Task to complete. Print out the material that follows word for word.

Supplied data.
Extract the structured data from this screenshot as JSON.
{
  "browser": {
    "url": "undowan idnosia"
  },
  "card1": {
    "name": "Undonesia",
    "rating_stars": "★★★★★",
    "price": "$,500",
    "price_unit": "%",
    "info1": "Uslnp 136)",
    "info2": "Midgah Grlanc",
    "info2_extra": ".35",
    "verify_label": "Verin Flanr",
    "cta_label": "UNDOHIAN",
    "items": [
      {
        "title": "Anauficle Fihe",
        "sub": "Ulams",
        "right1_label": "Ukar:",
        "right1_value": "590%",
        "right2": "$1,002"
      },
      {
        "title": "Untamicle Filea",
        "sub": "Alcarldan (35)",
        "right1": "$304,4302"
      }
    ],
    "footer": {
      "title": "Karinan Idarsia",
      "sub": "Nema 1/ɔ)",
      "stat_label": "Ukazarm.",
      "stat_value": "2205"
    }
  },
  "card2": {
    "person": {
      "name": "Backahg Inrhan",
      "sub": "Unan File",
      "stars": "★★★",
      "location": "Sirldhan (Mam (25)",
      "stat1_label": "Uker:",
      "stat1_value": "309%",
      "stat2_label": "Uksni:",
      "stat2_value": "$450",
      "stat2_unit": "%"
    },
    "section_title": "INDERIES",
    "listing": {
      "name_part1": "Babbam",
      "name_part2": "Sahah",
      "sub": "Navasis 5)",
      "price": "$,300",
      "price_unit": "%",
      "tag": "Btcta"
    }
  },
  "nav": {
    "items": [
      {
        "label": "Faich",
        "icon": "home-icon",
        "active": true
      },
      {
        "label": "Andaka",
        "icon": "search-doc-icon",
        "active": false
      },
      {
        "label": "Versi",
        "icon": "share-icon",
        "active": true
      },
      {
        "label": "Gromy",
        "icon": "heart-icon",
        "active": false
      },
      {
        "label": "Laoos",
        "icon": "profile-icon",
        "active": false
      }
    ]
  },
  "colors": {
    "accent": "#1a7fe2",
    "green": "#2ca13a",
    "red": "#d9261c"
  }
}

Complete output.
Extract the structured data from this screenshot as JSON.
{
  "browser": {
    "url": "undowan idnosia"
  },
  "card1": {
    "name": "Undonesia",
    "rating_stars": "★★★★★",
    "price": "$,500",
    "price_unit": "%",
    "info1": "Uslnp 136)",
    "info2": "Midgah Grlanc",
    "info2_extra": ".35",
    "verify_label": "Verin Flanr",
    "cta_label": "UNDOHIAN",
    "items": [
      {
        "title": "Anauficle Fihe",
        "sub": "Ulams",
        "right1_label": "Ukar:",
        "right1_value": "590%",
        "right2": "$1,002"
      },
      {
        "title": "Untamicle Filea",
        "sub": "Alcarldan (35)",
        "right1": "$304,4302"
      }
    ],
    "footer": {
      "title": "Karinan Idarsia",
      "sub": "Nema 1/ɔ)",
      "stat_label": "Ukazarm.",
      "stat_value": "2205"
    }
  },
  "card2": {
    "person": {
      "name": "Backahg Inrhan",
      "sub": "Unan File",
      "stars": "★★★",
      "location": "Sirldhan (Mam (25)",
      "stat1_label": "Uker:",
      "stat1_value": "309%",
      "stat2_label": "Uksni:",
      "stat2_value": "$450",
      "stat2_unit": "%"
    },
    "section_title": "INDERIES",
    "listing": {
      "name_part1": "Babbam",
      "name_part2": "Sahah",
      "sub": "Navasis 5)",
      "price": "$,300",
      "price_unit": "%",
      "tag": "Btcta"
    }
  },
  "nav": {
    "items": [
      {
        "label": "Faich",
        "icon": "home-icon",
        "active": true
      },
      {
        "label": "Andaka",
        "icon": "search-doc-icon",
        "active": false
      },
      {
        "label": "Versi",
        "icon": "share-icon",
        "active": true
      },
      {
        "label": "Gromy",
        "icon": "heart-icon",
        "active": false
      },
      {
        "label": "Laoos",
        "icon": "profile-icon",
        "active": false
      }
    ]
  },
  "colors": {
    "accent": "#1a7fe2",
    "green": "#2ca13a",
    "red": "#d9261c"
  }
}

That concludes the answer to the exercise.